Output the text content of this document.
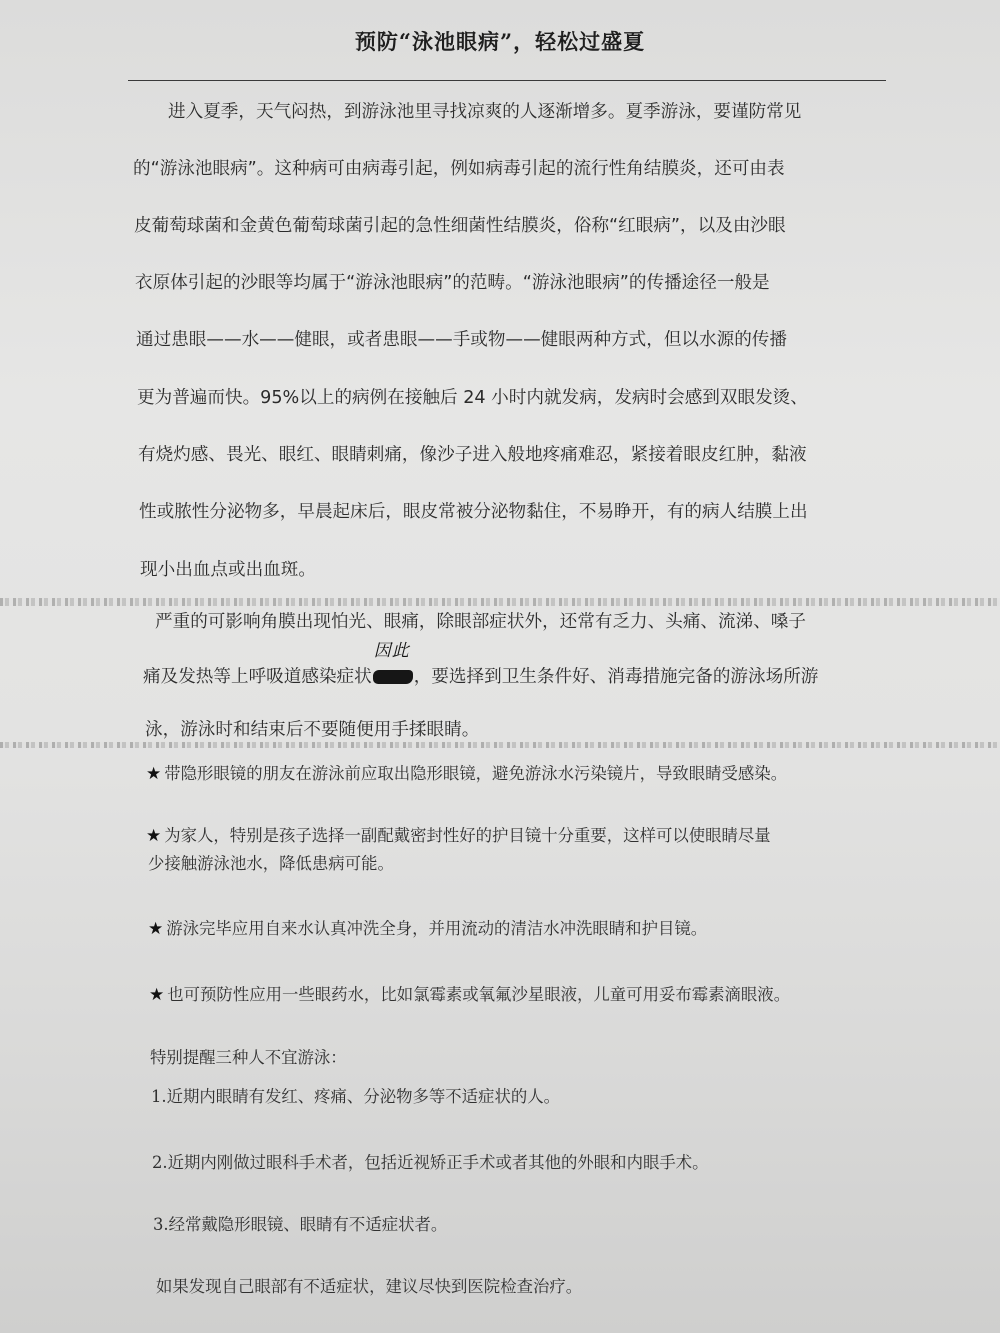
预防“泳池眼病”，轻松过盛夏
进入夏季，天气闷热，到游泳池里寻找凉爽的人逐渐增多。夏季游泳，要谨防常见
的“游泳池眼病”。这种病可由病毒引起，例如病毒引起的流行性角结膜炎，还可由表
皮葡萄球菌和金黄色葡萄球菌引起的急性细菌性结膜炎，俗称“红眼病”，以及由沙眼
衣原体引起的沙眼等均属于“游泳池眼病”的范畴。“游泳池眼病”的传播途径一般是
通过患眼——水——健眼，或者患眼——手或物——健眼两种方式，但以水源的传播
更为普遍而快。95%以上的病例在接触后 24 小时内就发病，发病时会感到双眼发烫、
有烧灼感、畏光、眼红、眼睛刺痛，像沙子进入般地疼痛难忍，紧接着眼皮红肿，黏液
性或脓性分泌物多，早晨起床后，眼皮常被分泌物黏住，不易睁开，有的病人结膜上出
现小出血点或出血斑。
严重的可影响角膜出现怕光、眼痛，除眼部症状外，还常有乏力、头痛、流涕、嗓子
痛及发热等上呼吸道感染症状
因此
，要选择到卫生条件好、消毒措施完备的游泳场所游
泳，游泳时和结束后不要随便用手揉眼睛。
★ 带隐形眼镜的朋友在游泳前应取出隐形眼镜，避免游泳水污染镜片，导致眼睛受感染。
★ 为家人，特别是孩子选择一副配戴密封性好的护目镜十分重要，这样可以使眼睛尽量
少接触游泳池水，降低患病可能。
★ 游泳完毕应用自来水认真冲洗全身，并用流动的清洁水冲洗眼睛和护目镜。
★ 也可预防性应用一些眼药水，比如氯霉素或氧氟沙星眼液，儿童可用妥布霉素滴眼液。
特别提醒三种人不宜游泳：
1.近期内眼睛有发红、疼痛、分泌物多等不适症状的人。
2.近期内刚做过眼科手术者，包括近视矫正手术或者其他的外眼和内眼手术。
3.经常戴隐形眼镜、眼睛有不适症状者。
如果发现自己眼部有不适症状，建议尽快到医院检查治疗。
━━━━━━━━━━━━━━━━
--- Task requirements ---
Extract each line from the entries above that contains the string "游泳池眼病".

--- Exercise result ---
的“游泳池眼病”。这种病可由病毒引起，例如病毒引起的流行性角结膜炎，还可由表
衣原体引起的沙眼等均属于“游泳池眼病”的范畴。“游泳池眼病”的传播途径一般是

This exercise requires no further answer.